EXERCISE MATERIALS:
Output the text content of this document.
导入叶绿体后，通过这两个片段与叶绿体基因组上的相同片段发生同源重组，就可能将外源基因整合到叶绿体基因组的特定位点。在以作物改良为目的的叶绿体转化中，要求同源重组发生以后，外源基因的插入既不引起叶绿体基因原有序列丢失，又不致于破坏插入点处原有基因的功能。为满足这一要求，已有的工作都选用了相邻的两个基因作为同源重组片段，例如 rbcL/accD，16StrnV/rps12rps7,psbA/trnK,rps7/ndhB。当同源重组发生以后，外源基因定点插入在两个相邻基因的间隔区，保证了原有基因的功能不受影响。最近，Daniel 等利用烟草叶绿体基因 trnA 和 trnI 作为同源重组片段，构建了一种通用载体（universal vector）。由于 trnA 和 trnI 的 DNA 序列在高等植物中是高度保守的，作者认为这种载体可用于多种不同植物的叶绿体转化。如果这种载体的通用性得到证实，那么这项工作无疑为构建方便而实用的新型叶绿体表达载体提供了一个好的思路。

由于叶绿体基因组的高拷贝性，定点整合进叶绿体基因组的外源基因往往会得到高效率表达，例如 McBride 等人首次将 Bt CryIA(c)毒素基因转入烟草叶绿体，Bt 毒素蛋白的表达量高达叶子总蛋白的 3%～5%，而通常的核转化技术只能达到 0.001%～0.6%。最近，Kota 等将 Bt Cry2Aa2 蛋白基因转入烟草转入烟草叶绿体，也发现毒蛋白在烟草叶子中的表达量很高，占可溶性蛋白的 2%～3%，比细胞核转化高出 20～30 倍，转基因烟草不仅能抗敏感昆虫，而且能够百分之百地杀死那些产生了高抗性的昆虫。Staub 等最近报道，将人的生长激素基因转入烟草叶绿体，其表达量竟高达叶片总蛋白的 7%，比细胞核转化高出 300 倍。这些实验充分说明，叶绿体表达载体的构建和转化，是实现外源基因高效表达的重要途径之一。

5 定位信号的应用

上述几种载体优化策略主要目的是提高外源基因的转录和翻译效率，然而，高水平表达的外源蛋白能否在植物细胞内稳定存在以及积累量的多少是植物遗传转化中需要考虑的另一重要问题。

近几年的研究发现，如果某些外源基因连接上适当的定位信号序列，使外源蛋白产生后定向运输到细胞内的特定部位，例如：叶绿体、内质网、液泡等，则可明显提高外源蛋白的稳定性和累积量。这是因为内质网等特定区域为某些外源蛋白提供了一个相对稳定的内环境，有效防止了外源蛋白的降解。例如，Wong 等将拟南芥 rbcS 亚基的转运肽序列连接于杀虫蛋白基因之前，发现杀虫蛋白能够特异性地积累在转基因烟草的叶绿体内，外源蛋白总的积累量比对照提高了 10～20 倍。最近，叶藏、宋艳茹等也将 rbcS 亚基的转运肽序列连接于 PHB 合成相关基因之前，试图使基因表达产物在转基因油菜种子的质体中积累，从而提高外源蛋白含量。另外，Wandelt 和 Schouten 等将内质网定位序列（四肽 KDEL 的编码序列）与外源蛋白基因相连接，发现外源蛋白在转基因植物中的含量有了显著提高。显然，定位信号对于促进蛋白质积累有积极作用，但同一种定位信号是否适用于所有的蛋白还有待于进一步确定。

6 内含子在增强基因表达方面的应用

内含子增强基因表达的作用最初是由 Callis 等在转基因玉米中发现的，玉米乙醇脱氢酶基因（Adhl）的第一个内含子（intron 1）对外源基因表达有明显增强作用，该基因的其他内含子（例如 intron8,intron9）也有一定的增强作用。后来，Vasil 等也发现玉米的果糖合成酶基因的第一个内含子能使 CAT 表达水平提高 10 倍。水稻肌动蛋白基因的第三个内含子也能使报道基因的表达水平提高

THE PROBLEM:
Copy each line of the data exactly, leaving nothing out.

RESULT OF THIS EXERCISE:
Output the text content of this document.
导入叶绿体后，通过这两个片段与叶绿体基因组上的相同片段发生同源重组，就可能将外源基因整合到叶绿体基因组的特定位点。在以作物改良为目的的叶绿体转化中，要求同源重组发生以后，外源基因的插入既不引起叶绿体基因原有序列丢失，又不致于破坏插入点处原有基因的功能。为满足这一要求，已有的工作都选用了相邻的两个基因作为同源重组片段，例如 rbcL/accD，16StrnV/rps12rps7,psbA/trnK,rps7/ndhB。当同源重组发生以后，外源基因定点插入在两个相邻基因的间隔区，保证了原有基因的功能不受影响。最近，Daniel 等利用烟草叶绿体基因 trnA 和 trnI 作为同源重组片段，构建了一种通用载体（universal vector）。由于 trnA 和 trnI 的 DNA 序列在高等植物中是高度保守的，作者认为这种载体可用于多种不同植物的叶绿体转化。如果这种载体的通用性得到证实，那么这项工作无疑为构建方便而实用的新型叶绿体表达载体提供了一个好的思路。

由于叶绿体基因组的高拷贝性，定点整合进叶绿体基因组的外源基因往往会得到高效率表达，例如 McBride 等人首次将 Bt CryIA(c)毒素基因转入烟草叶绿体，Bt 毒素蛋白的表达量高达叶子总蛋白的 3%～5%，而通常的核转化技术只能达到 0.001%～0.6%。最近，Kota 等将 Bt Cry2Aa2 蛋白基因转入烟草转入烟草叶绿体，也发现毒蛋白在烟草叶子中的表达量很高，占可溶性蛋白的 2%～3%，比细胞核转化高出 20～30 倍，转基因烟草不仅能抗敏感昆虫，而且能够百分之百地杀死那些产生了高抗性的昆虫。Staub 等最近报道，将人的生长激素基因转入烟草叶绿体，其表达量竟高达叶片总蛋白的 7%，比细胞核转化高出 300 倍。这些实验充分说明，叶绿体表达载体的构建和转化，是实现外源基因高效表达的重要途径之一。

5 定位信号的应用

上述几种载体优化策略主要目的是提高外源基因的转录和翻译效率，然而，高水平表达的外源蛋白能否在植物细胞内稳定存在以及积累量的多少是植物遗传转化中需要考虑的另一重要问题。

近几年的研究发现，如果某些外源基因连接上适当的定位信号序列，使外源蛋白产生后定向运输到细胞内的特定部位，例如：叶绿体、内质网、液泡等，则可明显提高外源蛋白的稳定性和累积量。这是因为内质网等特定区域为某些外源蛋白提供了一个相对稳定的内环境，有效防止了外源蛋白的降解。例如，Wong 等将拟南芥 rbcS 亚基的转运肽序列连接于杀虫蛋白基因之前，发现杀虫蛋白能够特异性地积累在转基因烟草的叶绿体内，外源蛋白总的积累量比对照提高了 10～20 倍。最近，叶藏、宋艳茹等也将 rbcS 亚基的转运肽序列连接于 PHB 合成相关基因之前，试图使基因表达产物在转基因油菜种子的质体中积累，从而提高外源蛋白含量。另外，Wandelt 和 Schouten 等将内质网定位序列（四肽 KDEL 的编码序列）与外源蛋白基因相连接，发现外源蛋白在转基因植物中的含量有了显著提高。显然，定位信号对于促进蛋白质积累有积极作用，但同一种定位信号是否适用于所有的蛋白还有待于进一步确定。

6 内含子在增强基因表达方面的应用

内含子增强基因表达的作用最初是由 Callis 等在转基因玉米中发现的，玉米乙醇脱氢酶基因（Adhl）的第一个内含子（intron 1）对外源基因表达有明显增强作用，该基因的其他内含子（例如 intron8,intron9）也有一定的增强作用。后来，Vasil 等也发现玉米的果糖合成酶基因的第一个内含子能使 CAT 表达水平提高 10 倍。水稻肌动蛋白基因的第三个内含子也能使报道基因的表达水平提高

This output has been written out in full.